--- Data shown ---

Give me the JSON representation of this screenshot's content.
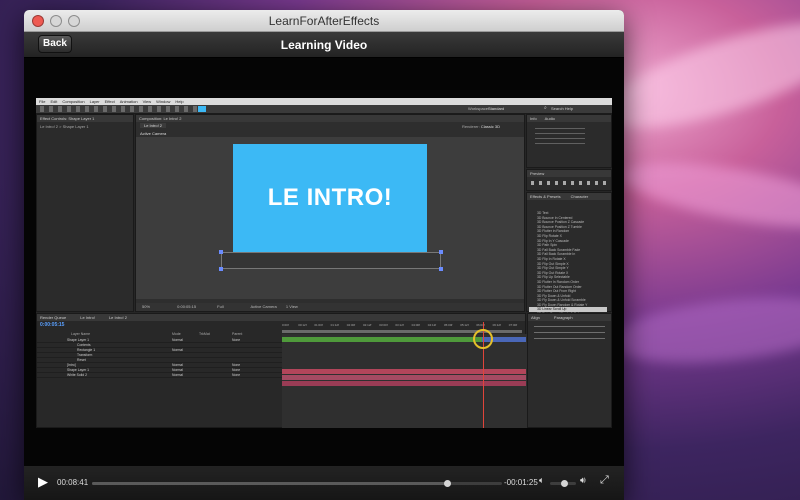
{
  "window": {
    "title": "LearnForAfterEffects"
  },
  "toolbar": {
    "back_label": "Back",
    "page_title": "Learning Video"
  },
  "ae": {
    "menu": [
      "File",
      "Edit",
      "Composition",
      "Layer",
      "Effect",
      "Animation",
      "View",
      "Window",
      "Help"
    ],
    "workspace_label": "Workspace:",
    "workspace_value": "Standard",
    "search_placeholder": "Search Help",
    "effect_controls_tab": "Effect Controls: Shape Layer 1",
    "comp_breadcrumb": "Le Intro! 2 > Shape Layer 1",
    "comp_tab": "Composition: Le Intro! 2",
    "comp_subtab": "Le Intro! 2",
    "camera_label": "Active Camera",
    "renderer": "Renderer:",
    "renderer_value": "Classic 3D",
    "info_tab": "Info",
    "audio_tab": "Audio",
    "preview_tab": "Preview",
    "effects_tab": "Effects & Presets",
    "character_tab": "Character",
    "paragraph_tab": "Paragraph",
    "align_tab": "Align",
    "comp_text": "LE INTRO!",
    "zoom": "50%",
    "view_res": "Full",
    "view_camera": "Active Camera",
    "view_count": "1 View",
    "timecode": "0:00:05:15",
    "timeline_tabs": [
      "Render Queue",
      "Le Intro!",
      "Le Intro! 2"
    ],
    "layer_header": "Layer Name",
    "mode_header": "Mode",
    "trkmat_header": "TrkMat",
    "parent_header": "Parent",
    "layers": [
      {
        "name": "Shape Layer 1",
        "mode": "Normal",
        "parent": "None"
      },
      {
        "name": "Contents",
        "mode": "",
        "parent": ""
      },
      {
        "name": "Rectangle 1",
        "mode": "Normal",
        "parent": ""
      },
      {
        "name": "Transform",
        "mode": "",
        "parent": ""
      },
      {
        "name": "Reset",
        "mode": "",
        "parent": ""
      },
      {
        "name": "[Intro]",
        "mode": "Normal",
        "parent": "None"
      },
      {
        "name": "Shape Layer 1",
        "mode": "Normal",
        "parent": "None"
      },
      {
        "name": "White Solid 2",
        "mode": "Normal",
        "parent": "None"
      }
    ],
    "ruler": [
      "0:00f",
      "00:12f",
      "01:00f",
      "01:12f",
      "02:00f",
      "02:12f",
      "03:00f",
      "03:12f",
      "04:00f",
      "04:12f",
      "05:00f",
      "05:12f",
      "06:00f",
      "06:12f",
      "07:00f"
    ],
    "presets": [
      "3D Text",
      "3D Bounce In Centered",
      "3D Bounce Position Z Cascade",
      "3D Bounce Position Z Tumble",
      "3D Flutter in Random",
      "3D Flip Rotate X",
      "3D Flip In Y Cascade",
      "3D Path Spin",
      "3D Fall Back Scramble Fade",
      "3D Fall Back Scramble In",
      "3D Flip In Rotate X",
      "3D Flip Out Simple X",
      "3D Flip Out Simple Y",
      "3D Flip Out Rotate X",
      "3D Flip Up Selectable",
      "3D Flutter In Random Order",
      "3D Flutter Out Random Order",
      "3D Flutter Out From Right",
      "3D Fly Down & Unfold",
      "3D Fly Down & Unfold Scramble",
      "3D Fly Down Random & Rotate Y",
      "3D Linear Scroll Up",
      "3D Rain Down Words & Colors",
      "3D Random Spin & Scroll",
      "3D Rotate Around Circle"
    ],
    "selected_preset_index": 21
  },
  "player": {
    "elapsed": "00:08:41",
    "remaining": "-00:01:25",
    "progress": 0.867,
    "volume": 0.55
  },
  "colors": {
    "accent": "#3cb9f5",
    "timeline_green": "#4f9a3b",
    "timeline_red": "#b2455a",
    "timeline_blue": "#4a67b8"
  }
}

---
--- Data shown ---

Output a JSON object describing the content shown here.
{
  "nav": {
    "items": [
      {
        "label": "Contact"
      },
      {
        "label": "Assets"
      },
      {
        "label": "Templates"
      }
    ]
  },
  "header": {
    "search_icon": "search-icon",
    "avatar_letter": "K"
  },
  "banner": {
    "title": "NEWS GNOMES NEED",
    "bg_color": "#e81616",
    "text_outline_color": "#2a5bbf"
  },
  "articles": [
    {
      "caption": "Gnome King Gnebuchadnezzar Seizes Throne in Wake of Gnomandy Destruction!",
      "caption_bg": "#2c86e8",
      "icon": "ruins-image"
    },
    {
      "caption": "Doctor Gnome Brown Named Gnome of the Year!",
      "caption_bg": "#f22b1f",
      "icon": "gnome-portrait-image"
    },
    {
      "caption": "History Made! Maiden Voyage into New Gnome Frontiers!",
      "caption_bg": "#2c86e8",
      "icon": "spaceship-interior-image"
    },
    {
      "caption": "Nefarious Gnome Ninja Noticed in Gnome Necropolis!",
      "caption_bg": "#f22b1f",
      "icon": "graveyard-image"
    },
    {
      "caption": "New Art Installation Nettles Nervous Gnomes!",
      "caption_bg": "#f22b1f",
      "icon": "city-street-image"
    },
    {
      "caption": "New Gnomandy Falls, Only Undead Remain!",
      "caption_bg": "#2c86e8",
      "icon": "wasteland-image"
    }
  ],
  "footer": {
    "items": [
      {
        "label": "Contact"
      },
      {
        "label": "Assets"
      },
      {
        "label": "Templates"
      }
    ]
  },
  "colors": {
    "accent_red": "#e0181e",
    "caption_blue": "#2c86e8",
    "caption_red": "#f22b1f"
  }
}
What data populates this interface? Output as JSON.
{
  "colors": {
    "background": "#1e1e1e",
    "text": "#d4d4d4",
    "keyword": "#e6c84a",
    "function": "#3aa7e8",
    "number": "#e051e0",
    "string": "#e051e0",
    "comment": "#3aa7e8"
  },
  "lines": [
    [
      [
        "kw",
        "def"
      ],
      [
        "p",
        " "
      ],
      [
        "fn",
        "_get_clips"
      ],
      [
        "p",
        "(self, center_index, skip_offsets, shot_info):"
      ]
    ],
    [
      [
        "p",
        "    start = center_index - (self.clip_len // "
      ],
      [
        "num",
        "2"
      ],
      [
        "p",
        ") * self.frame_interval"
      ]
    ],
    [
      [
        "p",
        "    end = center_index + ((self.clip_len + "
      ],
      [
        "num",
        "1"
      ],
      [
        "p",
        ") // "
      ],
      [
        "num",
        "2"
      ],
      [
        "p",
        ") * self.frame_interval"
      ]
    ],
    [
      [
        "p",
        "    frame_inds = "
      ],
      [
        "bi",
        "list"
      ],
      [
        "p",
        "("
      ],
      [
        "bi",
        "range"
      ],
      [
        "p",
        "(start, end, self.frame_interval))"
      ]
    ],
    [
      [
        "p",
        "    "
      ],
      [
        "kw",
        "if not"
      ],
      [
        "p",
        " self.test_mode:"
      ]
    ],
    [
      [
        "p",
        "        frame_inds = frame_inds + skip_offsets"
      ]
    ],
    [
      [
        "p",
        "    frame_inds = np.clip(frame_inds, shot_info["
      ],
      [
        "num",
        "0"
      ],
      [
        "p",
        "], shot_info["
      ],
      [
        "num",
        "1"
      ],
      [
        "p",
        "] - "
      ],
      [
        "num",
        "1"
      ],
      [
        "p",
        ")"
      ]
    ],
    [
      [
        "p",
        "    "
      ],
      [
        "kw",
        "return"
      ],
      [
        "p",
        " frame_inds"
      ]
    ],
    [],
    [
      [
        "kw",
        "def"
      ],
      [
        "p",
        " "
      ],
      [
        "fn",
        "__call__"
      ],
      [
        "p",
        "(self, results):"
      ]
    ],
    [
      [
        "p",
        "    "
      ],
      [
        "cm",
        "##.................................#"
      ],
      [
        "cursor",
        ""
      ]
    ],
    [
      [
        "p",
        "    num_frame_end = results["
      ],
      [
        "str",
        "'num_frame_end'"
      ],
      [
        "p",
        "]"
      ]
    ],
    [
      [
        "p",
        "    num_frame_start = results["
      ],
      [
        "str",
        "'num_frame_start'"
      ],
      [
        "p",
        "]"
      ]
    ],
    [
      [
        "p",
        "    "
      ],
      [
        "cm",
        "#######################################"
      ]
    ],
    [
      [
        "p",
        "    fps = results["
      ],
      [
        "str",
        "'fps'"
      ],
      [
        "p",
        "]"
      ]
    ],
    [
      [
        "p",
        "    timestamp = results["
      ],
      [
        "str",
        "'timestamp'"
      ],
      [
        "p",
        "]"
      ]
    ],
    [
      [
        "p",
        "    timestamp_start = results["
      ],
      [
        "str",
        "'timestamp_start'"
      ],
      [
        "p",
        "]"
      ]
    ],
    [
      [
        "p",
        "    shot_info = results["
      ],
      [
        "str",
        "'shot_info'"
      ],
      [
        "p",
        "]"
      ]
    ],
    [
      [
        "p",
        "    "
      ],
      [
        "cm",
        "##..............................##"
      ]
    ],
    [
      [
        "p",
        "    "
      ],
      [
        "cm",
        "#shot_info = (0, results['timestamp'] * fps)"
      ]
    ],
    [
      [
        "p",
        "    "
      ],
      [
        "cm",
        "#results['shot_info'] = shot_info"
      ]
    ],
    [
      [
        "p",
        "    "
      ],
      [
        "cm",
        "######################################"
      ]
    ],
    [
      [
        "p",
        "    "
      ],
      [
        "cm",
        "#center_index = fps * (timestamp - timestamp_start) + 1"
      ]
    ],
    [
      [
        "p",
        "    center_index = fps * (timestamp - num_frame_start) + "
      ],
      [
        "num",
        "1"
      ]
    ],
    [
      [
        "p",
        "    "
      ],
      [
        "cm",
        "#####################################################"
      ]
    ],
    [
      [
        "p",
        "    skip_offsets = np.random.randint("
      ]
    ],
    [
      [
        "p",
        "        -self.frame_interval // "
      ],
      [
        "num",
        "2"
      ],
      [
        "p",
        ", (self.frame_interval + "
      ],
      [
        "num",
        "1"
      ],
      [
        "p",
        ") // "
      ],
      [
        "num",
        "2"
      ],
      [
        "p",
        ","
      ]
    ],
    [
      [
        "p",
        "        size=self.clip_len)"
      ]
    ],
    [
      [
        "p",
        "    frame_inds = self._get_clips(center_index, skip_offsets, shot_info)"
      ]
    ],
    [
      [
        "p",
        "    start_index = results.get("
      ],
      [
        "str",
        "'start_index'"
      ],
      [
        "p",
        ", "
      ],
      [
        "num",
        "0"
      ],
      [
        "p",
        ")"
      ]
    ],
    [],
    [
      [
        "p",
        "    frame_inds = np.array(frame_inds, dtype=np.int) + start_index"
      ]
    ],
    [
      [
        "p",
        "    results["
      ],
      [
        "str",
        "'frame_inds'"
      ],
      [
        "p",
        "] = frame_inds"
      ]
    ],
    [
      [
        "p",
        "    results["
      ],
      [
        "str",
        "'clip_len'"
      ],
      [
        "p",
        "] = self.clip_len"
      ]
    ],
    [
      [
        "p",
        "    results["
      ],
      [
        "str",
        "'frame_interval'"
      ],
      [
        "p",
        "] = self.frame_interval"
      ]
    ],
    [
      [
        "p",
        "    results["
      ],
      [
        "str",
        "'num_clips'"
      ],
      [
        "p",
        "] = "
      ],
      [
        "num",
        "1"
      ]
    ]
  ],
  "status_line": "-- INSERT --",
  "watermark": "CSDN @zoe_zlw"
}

---
--- Data shown ---

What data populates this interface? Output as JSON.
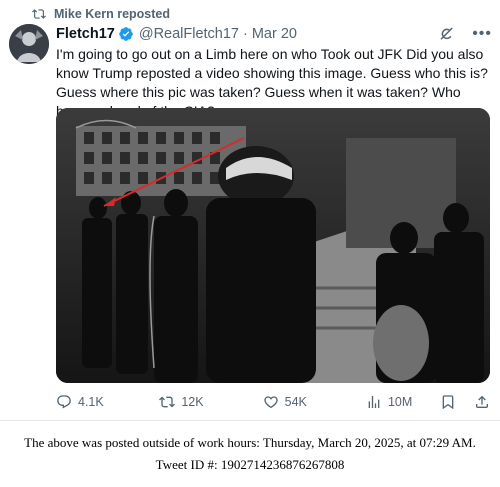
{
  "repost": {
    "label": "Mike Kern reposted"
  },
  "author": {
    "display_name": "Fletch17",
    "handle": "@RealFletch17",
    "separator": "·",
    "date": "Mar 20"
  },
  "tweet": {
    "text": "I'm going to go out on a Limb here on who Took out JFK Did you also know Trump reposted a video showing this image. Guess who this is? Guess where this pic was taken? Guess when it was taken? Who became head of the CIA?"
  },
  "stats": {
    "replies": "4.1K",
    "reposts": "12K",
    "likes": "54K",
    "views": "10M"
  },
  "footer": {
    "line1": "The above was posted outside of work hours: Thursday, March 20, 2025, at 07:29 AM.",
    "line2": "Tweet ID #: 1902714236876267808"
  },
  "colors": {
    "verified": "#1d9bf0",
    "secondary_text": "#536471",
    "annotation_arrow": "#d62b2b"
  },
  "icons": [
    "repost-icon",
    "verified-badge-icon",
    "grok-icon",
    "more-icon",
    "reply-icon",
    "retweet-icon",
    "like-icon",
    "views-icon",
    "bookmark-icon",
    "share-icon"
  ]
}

---

Task directions:
Display every line of the listing that contains the string "JSON".

Final result:
Give me the JSON representation of this screenshot's content.
Output a JSON object describing the content shown here.
What data populates this interface? Output as JSON.
What data populates this interface? Output as JSON.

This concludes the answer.